Monday, August 16, 2021

Puritan Barbarism

Lincoln Michel began his Art Should Be a Doorway, Not a Mirror with this subtitle: Some thoughts on Isabel Fall, social media criticism, and the puritan art police

Okay, I like the idea, so I read some more and then he mentions Isabel Fall. Becaue stuck inside this halfway house, I have not heard of this woman

If you don’t know the story, last week Emily VanDerWerff at Vox’s wrote an excellent and detailed article. Here’s the short version of the story, as I understand it: An unknown writer named Isabel Fall published a short story in Clarkesworld repurposing a right-wing meme about people identifying their gender as helicopters into a dystopian SF story that explores gender, violence, and militarism. Critiques of the story started to build online, perhaps initially from trans readers but quickly being taken up by cis writers—many of whom would later admit they never even read the story—and snowballed into a social media mob who declared the writer an anti-trans, anti-woman, right-wing bigot.

### Record extracts

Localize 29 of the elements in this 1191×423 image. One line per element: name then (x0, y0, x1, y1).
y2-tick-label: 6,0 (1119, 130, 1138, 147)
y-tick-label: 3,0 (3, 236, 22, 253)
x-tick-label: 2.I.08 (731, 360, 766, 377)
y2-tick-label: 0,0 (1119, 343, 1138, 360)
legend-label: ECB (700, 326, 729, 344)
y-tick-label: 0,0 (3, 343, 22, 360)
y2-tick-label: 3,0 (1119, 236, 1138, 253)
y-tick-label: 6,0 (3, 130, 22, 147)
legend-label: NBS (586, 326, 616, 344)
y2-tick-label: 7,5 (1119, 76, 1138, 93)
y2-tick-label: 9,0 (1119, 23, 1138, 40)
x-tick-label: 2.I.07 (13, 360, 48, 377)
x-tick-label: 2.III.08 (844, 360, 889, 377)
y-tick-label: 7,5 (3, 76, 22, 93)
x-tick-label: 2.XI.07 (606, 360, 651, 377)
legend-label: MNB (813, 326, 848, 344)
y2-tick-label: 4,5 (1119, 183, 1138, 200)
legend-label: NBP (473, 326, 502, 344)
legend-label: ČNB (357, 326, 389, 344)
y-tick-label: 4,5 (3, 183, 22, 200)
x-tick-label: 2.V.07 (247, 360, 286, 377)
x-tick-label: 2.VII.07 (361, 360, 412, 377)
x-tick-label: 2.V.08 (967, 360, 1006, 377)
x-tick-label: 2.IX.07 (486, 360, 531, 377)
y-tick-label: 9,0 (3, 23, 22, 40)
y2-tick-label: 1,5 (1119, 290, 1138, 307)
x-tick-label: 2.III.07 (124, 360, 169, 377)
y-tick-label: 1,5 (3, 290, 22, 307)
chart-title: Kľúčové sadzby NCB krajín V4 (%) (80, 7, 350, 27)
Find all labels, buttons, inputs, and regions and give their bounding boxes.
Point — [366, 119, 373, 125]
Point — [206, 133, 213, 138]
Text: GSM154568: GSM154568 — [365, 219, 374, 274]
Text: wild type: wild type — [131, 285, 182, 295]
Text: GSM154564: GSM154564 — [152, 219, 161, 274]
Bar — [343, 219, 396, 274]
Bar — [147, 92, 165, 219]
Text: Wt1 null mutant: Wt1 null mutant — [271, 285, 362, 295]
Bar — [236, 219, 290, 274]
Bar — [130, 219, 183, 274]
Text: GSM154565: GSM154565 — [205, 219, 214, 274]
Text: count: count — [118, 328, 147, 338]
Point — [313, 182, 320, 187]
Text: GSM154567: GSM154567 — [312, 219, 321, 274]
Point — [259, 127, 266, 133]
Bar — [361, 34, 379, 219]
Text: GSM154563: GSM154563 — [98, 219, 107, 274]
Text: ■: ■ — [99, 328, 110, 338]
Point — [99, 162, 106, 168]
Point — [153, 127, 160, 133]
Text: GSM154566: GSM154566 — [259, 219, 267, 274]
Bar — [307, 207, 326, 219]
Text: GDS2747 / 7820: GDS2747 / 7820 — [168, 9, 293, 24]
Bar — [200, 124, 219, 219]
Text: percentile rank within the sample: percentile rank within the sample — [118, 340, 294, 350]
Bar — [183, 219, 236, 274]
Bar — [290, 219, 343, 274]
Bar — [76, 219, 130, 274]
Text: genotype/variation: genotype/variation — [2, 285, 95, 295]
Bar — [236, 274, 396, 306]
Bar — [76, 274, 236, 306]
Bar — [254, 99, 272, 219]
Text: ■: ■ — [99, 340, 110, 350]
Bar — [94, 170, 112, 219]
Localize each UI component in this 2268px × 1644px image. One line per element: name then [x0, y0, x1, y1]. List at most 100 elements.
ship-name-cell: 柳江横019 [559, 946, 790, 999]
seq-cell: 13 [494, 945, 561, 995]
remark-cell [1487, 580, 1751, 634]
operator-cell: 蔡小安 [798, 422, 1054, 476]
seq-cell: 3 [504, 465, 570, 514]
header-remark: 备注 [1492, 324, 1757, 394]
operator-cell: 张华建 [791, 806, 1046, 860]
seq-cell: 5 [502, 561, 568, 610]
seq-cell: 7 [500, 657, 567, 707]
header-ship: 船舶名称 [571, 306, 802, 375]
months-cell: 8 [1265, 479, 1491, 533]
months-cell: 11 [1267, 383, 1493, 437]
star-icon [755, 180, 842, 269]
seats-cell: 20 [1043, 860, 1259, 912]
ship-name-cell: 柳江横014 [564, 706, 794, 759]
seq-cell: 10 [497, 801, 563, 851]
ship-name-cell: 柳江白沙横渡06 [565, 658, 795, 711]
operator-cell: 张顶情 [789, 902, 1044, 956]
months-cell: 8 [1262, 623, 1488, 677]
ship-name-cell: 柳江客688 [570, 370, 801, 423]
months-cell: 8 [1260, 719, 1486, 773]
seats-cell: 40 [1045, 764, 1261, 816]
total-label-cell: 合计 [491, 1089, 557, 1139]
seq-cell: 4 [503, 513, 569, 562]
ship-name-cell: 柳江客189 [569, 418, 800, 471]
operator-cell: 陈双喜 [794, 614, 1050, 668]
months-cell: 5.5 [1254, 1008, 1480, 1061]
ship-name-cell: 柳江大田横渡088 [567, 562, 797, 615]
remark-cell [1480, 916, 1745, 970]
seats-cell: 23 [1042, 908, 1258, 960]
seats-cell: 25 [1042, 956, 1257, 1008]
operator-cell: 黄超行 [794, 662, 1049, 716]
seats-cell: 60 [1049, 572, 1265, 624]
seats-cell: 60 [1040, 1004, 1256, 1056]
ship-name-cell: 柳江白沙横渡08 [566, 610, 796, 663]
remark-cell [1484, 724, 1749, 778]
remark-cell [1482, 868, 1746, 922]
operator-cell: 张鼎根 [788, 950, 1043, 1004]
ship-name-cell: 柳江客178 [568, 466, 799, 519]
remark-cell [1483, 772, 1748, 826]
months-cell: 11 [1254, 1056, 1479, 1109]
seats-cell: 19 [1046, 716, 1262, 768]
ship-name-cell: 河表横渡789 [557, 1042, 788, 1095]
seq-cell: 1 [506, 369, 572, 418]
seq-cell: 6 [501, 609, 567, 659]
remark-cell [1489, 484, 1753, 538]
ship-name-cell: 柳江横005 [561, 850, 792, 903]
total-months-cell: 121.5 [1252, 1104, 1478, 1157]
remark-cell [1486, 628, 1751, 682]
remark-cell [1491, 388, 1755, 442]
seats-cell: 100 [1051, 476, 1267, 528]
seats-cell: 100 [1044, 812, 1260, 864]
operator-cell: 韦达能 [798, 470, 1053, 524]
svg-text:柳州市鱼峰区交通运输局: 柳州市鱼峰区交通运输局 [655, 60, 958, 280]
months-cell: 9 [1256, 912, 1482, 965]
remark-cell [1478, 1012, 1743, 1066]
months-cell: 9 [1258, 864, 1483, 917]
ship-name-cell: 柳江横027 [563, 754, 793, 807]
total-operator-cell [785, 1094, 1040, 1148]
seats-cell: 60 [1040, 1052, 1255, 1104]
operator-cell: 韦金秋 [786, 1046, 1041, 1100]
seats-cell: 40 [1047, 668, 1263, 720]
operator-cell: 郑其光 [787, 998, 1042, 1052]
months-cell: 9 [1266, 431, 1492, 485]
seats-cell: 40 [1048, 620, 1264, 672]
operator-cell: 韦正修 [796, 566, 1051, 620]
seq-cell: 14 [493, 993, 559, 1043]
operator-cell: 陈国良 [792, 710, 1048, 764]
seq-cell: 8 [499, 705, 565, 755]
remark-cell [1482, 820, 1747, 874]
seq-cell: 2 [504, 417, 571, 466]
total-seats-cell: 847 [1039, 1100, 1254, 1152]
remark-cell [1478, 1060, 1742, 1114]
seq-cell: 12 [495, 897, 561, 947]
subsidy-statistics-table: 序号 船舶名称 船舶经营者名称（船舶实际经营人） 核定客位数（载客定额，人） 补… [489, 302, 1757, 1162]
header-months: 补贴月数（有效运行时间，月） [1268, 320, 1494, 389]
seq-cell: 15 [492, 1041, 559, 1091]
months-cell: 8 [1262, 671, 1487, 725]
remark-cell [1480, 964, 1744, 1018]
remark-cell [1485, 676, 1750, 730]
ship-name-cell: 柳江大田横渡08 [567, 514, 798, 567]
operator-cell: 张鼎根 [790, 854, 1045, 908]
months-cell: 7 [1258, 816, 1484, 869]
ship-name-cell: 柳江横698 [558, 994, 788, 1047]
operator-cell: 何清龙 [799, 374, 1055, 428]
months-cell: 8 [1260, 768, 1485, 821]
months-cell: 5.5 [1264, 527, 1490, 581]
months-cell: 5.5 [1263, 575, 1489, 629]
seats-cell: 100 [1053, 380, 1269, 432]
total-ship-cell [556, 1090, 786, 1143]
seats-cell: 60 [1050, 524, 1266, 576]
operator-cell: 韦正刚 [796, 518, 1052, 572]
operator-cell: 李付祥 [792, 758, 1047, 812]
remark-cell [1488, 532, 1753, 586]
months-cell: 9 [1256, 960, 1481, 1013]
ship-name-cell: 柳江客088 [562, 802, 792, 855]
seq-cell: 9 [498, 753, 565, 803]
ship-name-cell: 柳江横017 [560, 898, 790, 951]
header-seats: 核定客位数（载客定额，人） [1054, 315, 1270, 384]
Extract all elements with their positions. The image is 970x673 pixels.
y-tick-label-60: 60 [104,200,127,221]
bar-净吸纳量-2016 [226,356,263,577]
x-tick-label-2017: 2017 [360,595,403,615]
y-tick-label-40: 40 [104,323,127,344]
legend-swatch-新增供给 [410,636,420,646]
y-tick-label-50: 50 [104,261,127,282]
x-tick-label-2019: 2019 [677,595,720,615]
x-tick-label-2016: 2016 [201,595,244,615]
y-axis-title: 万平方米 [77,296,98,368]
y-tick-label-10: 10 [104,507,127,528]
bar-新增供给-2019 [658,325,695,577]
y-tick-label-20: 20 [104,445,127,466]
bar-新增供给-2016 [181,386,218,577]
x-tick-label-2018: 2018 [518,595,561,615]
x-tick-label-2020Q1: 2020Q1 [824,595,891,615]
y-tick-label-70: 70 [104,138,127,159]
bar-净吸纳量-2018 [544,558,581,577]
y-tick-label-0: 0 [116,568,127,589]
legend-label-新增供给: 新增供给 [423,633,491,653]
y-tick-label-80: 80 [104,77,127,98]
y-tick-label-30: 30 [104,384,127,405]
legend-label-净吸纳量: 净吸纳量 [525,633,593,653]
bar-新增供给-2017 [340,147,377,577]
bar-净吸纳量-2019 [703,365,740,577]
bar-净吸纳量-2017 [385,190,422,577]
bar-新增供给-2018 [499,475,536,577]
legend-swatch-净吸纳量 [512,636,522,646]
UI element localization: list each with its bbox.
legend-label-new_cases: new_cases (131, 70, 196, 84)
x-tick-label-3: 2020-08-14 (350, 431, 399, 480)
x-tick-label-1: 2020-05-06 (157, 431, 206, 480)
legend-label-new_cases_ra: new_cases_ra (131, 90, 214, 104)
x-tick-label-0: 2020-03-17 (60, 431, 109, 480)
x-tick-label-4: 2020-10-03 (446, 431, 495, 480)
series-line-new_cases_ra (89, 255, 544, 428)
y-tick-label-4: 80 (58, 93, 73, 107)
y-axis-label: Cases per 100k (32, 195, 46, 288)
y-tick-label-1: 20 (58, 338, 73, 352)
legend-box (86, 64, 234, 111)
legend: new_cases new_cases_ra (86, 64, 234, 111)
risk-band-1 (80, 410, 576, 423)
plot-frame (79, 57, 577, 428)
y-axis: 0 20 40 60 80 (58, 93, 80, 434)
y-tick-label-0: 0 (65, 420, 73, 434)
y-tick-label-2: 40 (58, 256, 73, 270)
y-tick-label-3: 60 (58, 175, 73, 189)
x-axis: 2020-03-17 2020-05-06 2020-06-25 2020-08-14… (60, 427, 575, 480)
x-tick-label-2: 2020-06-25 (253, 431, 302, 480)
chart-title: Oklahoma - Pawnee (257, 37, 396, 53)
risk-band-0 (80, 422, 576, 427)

### Task set
1 - Quote the blog post from "Okay, I like" to "anti-woman, right-wing bigot.".
2 - Print the lines of the listing from its first line through the line containing "y2-tick-label: 1,5 (1119, 290, 1138, 307)", including both.
The blog post and the listing have nothing to do with each other.

### Task results
1 -
Okay, I like the idea, so I read some more and then he mentions Isabel Fall. Becaue stuck inside this halfway house, I have not heard of this woman

If you don’t know the story, last week Emily VanDerWerff at Vox’s wrote an excellent and detailed article. Here’s the short version of the story, as I understand it: An unknown writer named Isabel Fall published a short story in Clarkesworld repurposing a right-wing meme about people identifying their gender as helicopters into a dystopian SF story that explores gender, violence, and militarism. Critiques of the story started to build online, perhaps initially from trans readers but quickly being taken up by cis writers—many of whom would later admit they never even read the story—and snowballed into a social media mob who declared the writer an anti-trans, anti-woman, right-wing bigot.

2 -
Localize 29 of the elements in this 1191×423 image. One line per element: name then (x0, y0, x1, y1).
y2-tick-label: 6,0 (1119, 130, 1138, 147)
y-tick-label: 3,0 (3, 236, 22, 253)
x-tick-label: 2.I.08 (731, 360, 766, 377)
y2-tick-label: 0,0 (1119, 343, 1138, 360)
legend-label: ECB (700, 326, 729, 344)
y-tick-label: 0,0 (3, 343, 22, 360)
y2-tick-label: 3,0 (1119, 236, 1138, 253)
y-tick-label: 6,0 (3, 130, 22, 147)
legend-label: NBS (586, 326, 616, 344)
y2-tick-label: 7,5 (1119, 76, 1138, 93)
y2-tick-label: 9,0 (1119, 23, 1138, 40)
x-tick-label: 2.I.07 (13, 360, 48, 377)
x-tick-label: 2.III.08 (844, 360, 889, 377)
y-tick-label: 7,5 (3, 76, 22, 93)
x-tick-label: 2.XI.07 (606, 360, 651, 377)
legend-label: MNB (813, 326, 848, 344)
y2-tick-label: 4,5 (1119, 183, 1138, 200)
legend-label: NBP (473, 326, 502, 344)
legend-label: ČNB (357, 326, 389, 344)
y-tick-label: 4,5 (3, 183, 22, 200)
x-tick-label: 2.V.07 (247, 360, 286, 377)
x-tick-label: 2.VII.07 (361, 360, 412, 377)
x-tick-label: 2.V.08 (967, 360, 1006, 377)
x-tick-label: 2.IX.07 (486, 360, 531, 377)
y-tick-label: 9,0 (3, 23, 22, 40)
y2-tick-label: 1,5 (1119, 290, 1138, 307)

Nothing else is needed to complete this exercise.